**What is needed:** Any pictures in the records below should be skipped; write out everything else exactly.

**Dataset excerpts:**
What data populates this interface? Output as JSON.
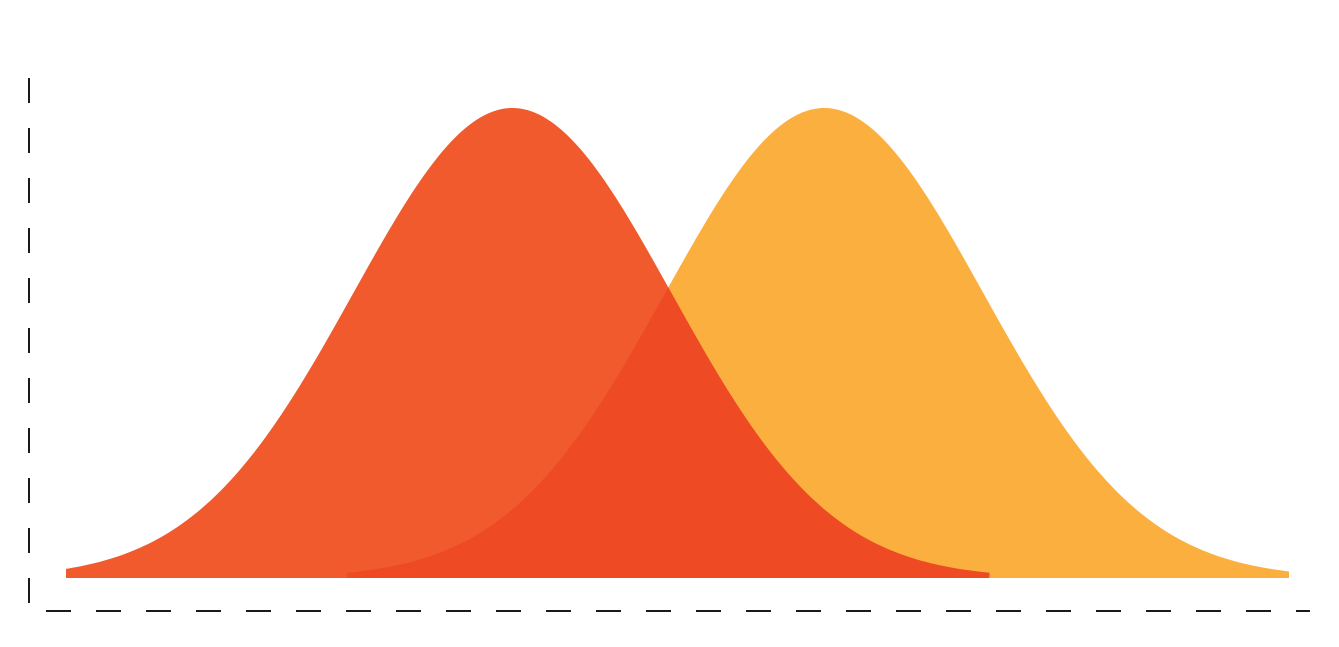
{
  "chart_data": {
    "type": "area",
    "title": "",
    "xlabel": "",
    "ylabel": "",
    "grid": false,
    "legend": "none",
    "xlim": [
      0,
      100
    ],
    "ylim": [
      0,
      1.0
    ],
    "series": [
      {
        "distribution": "normal",
        "mean": 36.5,
        "sd": 13,
        "peak": 1.0,
        "color": "#F05A2C"
      },
      {
        "distribution": "normal",
        "mean": 62,
        "sd": 13,
        "peak": 1.0,
        "color": "#FBAF3F"
      }
    ],
    "overlap_color": "#EE4A24",
    "axes": {
      "style": "dashed",
      "color": "#1a1a1a"
    }
  }
}
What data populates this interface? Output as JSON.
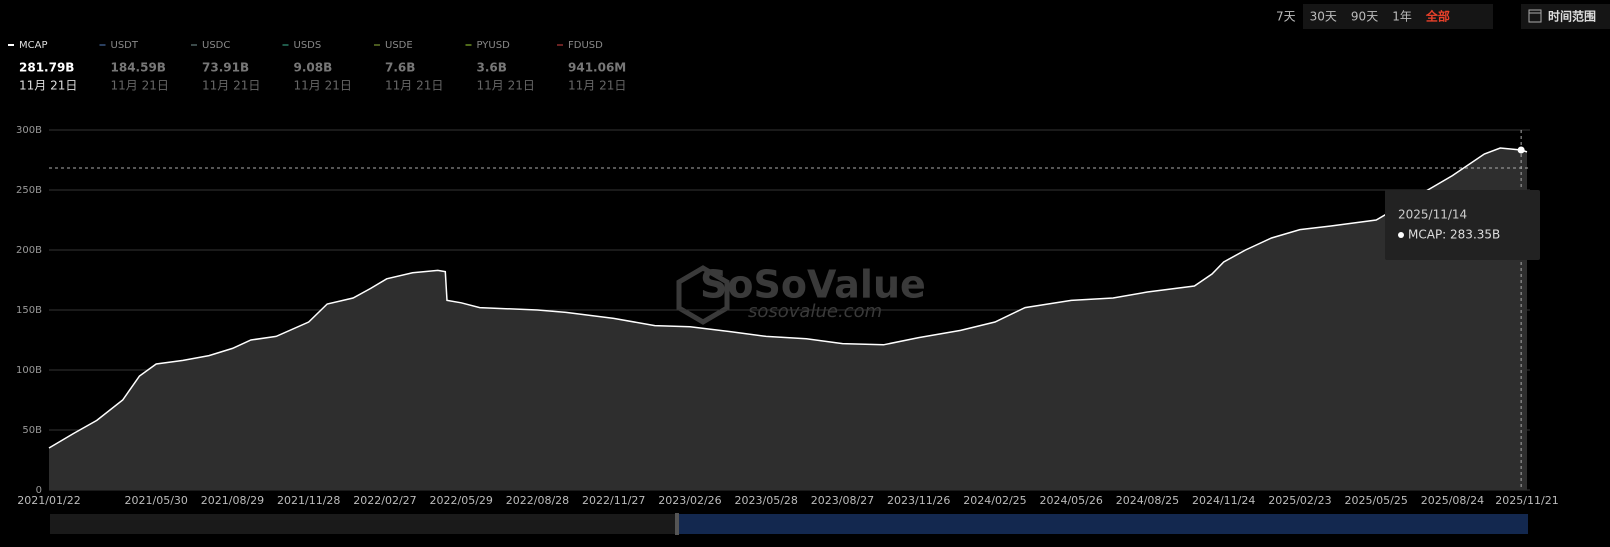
{
  "chart_data": {
    "type": "area",
    "range_buttons": [
      "7天",
      "30天",
      "90天",
      "1年",
      "全部"
    ],
    "active_range": "全部",
    "range_picker": "时间范围",
    "watermark": {
      "brand": "SoSoValue",
      "site": "sosovalue.com"
    },
    "legend": [
      {
        "name": "MCAP",
        "color": "#ffffff",
        "value": "281.79B",
        "date": "11月 21日"
      },
      {
        "name": "USDT",
        "color": "#2a3f5f",
        "value": "184.59B",
        "date": "11月 21日"
      },
      {
        "name": "USDC",
        "color": "#3b4a4a",
        "value": "73.91B",
        "date": "11月 21日"
      },
      {
        "name": "USDS",
        "color": "#1f5a4a",
        "value": "9.08B",
        "date": "11月 21日"
      },
      {
        "name": "USDE",
        "color": "#4a5a1f",
        "value": "7.6B",
        "date": "11月 21日"
      },
      {
        "name": "PYUSD",
        "color": "#4f6a1a",
        "value": "3.6B",
        "date": "11月 21日"
      },
      {
        "name": "FDUSD",
        "color": "#6a2222",
        "value": "941.06M",
        "date": "11月 21日"
      }
    ],
    "series": [
      {
        "name": "MCAP",
        "color": "#ffffff",
        "fill": "#2e2e2e",
        "x": [
          "2021/01/22",
          "2021/02/20",
          "2021/03/20",
          "2021/04/20",
          "2021/05/10",
          "2021/05/30",
          "2021/07/01",
          "2021/08/01",
          "2021/08/29",
          "2021/09/20",
          "2021/10/20",
          "2021/11/28",
          "2021/12/20",
          "2022/01/20",
          "2022/02/10",
          "2022/03/01",
          "2022/04/01",
          "2022/05/01",
          "2022/05/10",
          "2022/05/12",
          "2022/05/29",
          "2022/06/20",
          "2022/08/28",
          "2022/10/01",
          "2022/11/27",
          "2023/01/15",
          "2023/02/26",
          "2023/04/15",
          "2023/05/28",
          "2023/07/15",
          "2023/08/27",
          "2023/10/15",
          "2023/11/26",
          "2024/01/15",
          "2024/02/25",
          "2024/04/01",
          "2024/05/26",
          "2024/07/15",
          "2024/08/25",
          "2024/10/20",
          "2024/11/10",
          "2024/11/24",
          "2024/12/20",
          "2025/01/20",
          "2025/02/23",
          "2025/04/01",
          "2025/05/25",
          "2025/07/01",
          "2025/08/24",
          "2025/10/01",
          "2025/10/20",
          "2025/11/14",
          "2025/11/21"
        ],
        "values": [
          35,
          47,
          58,
          75,
          95,
          105,
          108,
          112,
          118,
          125,
          128,
          140,
          155,
          160,
          168,
          176,
          181,
          183,
          182,
          158,
          156,
          152,
          150,
          148,
          143,
          137,
          136,
          132,
          128,
          126,
          122,
          121,
          127,
          133,
          140,
          152,
          158,
          160,
          165,
          170,
          180,
          190,
          200,
          210,
          217,
          220,
          225,
          240,
          262,
          280,
          285,
          283.35,
          281.79
        ]
      }
    ],
    "tooltip": {
      "x": "2025/11/14",
      "value": 283.35,
      "label": "MCAP: 283.35B"
    },
    "xlim": [
      "2021/01/22",
      "2025/11/21"
    ],
    "xticks": [
      "2021/01/22",
      "2021/05/30",
      "2021/08/29",
      "2021/11/28",
      "2022/02/27",
      "2022/05/29",
      "2022/08/28",
      "2022/11/27",
      "2023/02/26",
      "2023/05/28",
      "2023/08/27",
      "2023/11/26",
      "2024/02/25",
      "2024/05/26",
      "2024/08/25",
      "2024/11/24",
      "2025/02/23",
      "2025/05/25",
      "2025/08/24",
      "2025/11/21"
    ],
    "ylim": [
      0,
      300
    ],
    "yticks": [
      0,
      {
        "value": 50,
        "label": "50B"
      },
      {
        "value": 100,
        "label": "100B"
      },
      {
        "value": 150,
        "label": "150B"
      },
      {
        "value": 200,
        "label": "200B"
      },
      {
        "value": 250,
        "label": "250B"
      },
      {
        "value": 300,
        "label": "300B"
      }
    ],
    "grid": true
  }
}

**Solution:**
What data populates this interface? Output as JSON.
{
  "chart_data": {
    "type": "area",
    "title": "",
    "xlabel": "",
    "ylabel": "",
    "grid": false,
    "legend": "none",
    "xlim": [
      0,
      100
    ],
    "ylim": [
      0,
      1.0
    ],
    "series": [
      {
        "distribution": "normal",
        "mean": 36.5,
        "sd": 13,
        "peak": 1.0,
        "color": "#F05A2C"
      },
      {
        "distribution": "normal",
        "mean": 62,
        "sd": 13,
        "peak": 1.0,
        "color": "#FBAF3F"
      }
    ],
    "overlap_color": "#EE4A24",
    "axes": {
      "style": "dashed",
      "color": "#1a1a1a"
    }
  }
}
What data populates this interface? Output as JSON.
{
  "chart_data": {
    "type": "area",
    "range_buttons": [
      "7天",
      "30天",
      "90天",
      "1年",
      "全部"
    ],
    "active_range": "全部",
    "range_picker": "时间范围",
    "watermark": {
      "brand": "SoSoValue",
      "site": "sosovalue.com"
    },
    "legend": [
      {
        "name": "MCAP",
        "color": "#ffffff",
        "value": "281.79B",
        "date": "11月 21日"
      },
      {
        "name": "USDT",
        "color": "#2a3f5f",
        "value": "184.59B",
        "date": "11月 21日"
      },
      {
        "name": "USDC",
        "color": "#3b4a4a",
        "value": "73.91B",
        "date": "11月 21日"
      },
      {
        "name": "USDS",
        "color": "#1f5a4a",
        "value": "9.08B",
        "date": "11月 21日"
      },
      {
        "name": "USDE",
        "color": "#4a5a1f",
        "value": "7.6B",
        "date": "11月 21日"
      },
      {
        "name": "PYUSD",
        "color": "#4f6a1a",
        "value": "3.6B",
        "date": "11月 21日"
      },
      {
        "name": "FDUSD",
        "color": "#6a2222",
        "value": "941.06M",
        "date": "11月 21日"
      }
    ],
    "series": [
      {
        "name": "MCAP",
        "color": "#ffffff",
        "fill": "#2e2e2e",
        "x": [
          "2021/01/22",
          "2021/02/20",
          "2021/03/20",
          "2021/04/20",
          "2021/05/10",
          "2021/05/30",
          "2021/07/01",
          "2021/08/01",
          "2021/08/29",
          "2021/09/20",
          "2021/10/20",
          "2021/11/28",
          "2021/12/20",
          "2022/01/20",
          "2022/02/10",
          "2022/03/01",
          "2022/04/01",
          "2022/05/01",
          "2022/05/10",
          "2022/05/12",
          "2022/05/29",
          "2022/06/20",
          "2022/08/28",
          "2022/10/01",
          "2022/11/27",
          "2023/01/15",
          "2023/02/26",
          "2023/04/15",
          "2023/05/28",
          "2023/07/15",
          "2023/08/27",
          "2023/10/15",
          "2023/11/26",
          "2024/01/15",
          "2024/02/25",
          "2024/04/01",
          "2024/05/26",
          "2024/07/15",
          "2024/08/25",
          "2024/10/20",
          "2024/11/10",
          "2024/11/24",
          "2024/12/20",
          "2025/01/20",
          "2025/02/23",
          "2025/04/01",
          "2025/05/25",
          "2025/07/01",
          "2025/08/24",
          "2025/10/01",
          "2025/10/20",
          "2025/11/14",
          "2025/11/21"
        ],
        "values": [
          35,
          47,
          58,
          75,
          95,
          105,
          108,
          112,
          118,
          125,
          128,
          140,
          155,
          160,
          168,
          176,
          181,
          183,
          182,
          158,
          156,
          152,
          150,
          148,
          143,
          137,
          136,
          132,
          128,
          126,
          122,
          121,
          127,
          133,
          140,
          152,
          158,
          160,
          165,
          170,
          180,
          190,
          200,
          210,
          217,
          220,
          225,
          240,
          262,
          280,
          285,
          283.35,
          281.79
        ]
      }
    ],
    "tooltip": {
      "x": "2025/11/14",
      "value": 283.35,
      "label": "MCAP: 283.35B"
    },
    "xlim": [
      "2021/01/22",
      "2025/11/21"
    ],
    "xticks": [
      "2021/01/22",
      "2021/05/30",
      "2021/08/29",
      "2021/11/28",
      "2022/02/27",
      "2022/05/29",
      "2022/08/28",
      "2022/11/27",
      "2023/02/26",
      "2023/05/28",
      "2023/08/27",
      "2023/11/26",
      "2024/02/25",
      "2024/05/26",
      "2024/08/25",
      "2024/11/24",
      "2025/02/23",
      "2025/05/25",
      "2025/08/24",
      "2025/11/21"
    ],
    "ylim": [
      0,
      300
    ],
    "yticks": [
      0,
      {
        "value": 50,
        "label": "50B"
      },
      {
        "value": 100,
        "label": "100B"
      },
      {
        "value": 150,
        "label": "150B"
      },
      {
        "value": 200,
        "label": "200B"
      },
      {
        "value": 250,
        "label": "250B"
      },
      {
        "value": 300,
        "label": "300B"
      }
    ],
    "grid": true
  }
}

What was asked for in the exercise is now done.